## [Aim]
Write out each line from the data below that includes the word "Total".

(Lines of data)
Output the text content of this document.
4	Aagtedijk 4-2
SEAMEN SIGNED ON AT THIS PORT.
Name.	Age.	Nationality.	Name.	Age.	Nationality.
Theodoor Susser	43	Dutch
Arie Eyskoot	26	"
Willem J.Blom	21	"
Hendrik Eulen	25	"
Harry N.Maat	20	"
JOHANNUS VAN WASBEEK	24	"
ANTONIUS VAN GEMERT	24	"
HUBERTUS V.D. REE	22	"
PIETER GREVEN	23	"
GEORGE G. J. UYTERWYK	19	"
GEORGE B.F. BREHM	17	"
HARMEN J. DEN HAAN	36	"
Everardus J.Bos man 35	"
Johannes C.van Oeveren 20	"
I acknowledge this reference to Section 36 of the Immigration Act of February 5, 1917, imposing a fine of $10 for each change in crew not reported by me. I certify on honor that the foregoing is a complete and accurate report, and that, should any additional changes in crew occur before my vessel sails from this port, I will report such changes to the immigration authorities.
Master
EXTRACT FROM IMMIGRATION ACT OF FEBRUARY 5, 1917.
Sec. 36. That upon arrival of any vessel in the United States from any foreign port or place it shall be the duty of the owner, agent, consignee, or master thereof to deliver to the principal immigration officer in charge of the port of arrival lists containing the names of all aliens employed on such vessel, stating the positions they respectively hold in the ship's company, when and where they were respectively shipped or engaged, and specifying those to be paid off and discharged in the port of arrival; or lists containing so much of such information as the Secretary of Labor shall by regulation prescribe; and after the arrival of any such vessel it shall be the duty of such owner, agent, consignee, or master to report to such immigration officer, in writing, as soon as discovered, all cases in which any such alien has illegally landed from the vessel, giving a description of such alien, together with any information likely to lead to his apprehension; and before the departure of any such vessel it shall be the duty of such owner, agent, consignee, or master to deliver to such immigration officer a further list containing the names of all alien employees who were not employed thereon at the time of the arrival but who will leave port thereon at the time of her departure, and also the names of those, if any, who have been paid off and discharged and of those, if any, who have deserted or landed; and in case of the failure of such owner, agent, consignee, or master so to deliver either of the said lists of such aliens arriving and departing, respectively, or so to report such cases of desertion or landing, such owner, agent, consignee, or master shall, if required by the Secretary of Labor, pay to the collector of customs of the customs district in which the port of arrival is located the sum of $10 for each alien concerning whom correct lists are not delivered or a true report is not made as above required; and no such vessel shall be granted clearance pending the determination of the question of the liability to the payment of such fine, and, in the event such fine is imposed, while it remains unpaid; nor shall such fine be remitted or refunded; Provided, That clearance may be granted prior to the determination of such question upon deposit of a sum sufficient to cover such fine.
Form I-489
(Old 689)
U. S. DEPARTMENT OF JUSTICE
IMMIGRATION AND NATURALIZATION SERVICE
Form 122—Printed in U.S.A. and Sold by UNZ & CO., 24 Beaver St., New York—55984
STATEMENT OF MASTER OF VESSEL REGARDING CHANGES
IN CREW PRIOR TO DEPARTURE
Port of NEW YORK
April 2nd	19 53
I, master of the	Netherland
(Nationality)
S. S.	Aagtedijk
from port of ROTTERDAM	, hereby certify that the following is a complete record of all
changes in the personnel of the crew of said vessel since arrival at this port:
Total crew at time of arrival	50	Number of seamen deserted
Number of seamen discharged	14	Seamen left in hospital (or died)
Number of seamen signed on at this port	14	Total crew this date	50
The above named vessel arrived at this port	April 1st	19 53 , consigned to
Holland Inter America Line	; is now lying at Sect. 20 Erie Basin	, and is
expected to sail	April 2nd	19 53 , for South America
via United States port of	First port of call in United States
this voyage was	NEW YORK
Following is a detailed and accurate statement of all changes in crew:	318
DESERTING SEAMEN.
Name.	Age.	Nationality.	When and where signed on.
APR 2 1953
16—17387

## [Exercise result]
Total crew at time of arrival	50	Number of seamen deserted
Number of seamen signed on at this port	14	Total crew this date	50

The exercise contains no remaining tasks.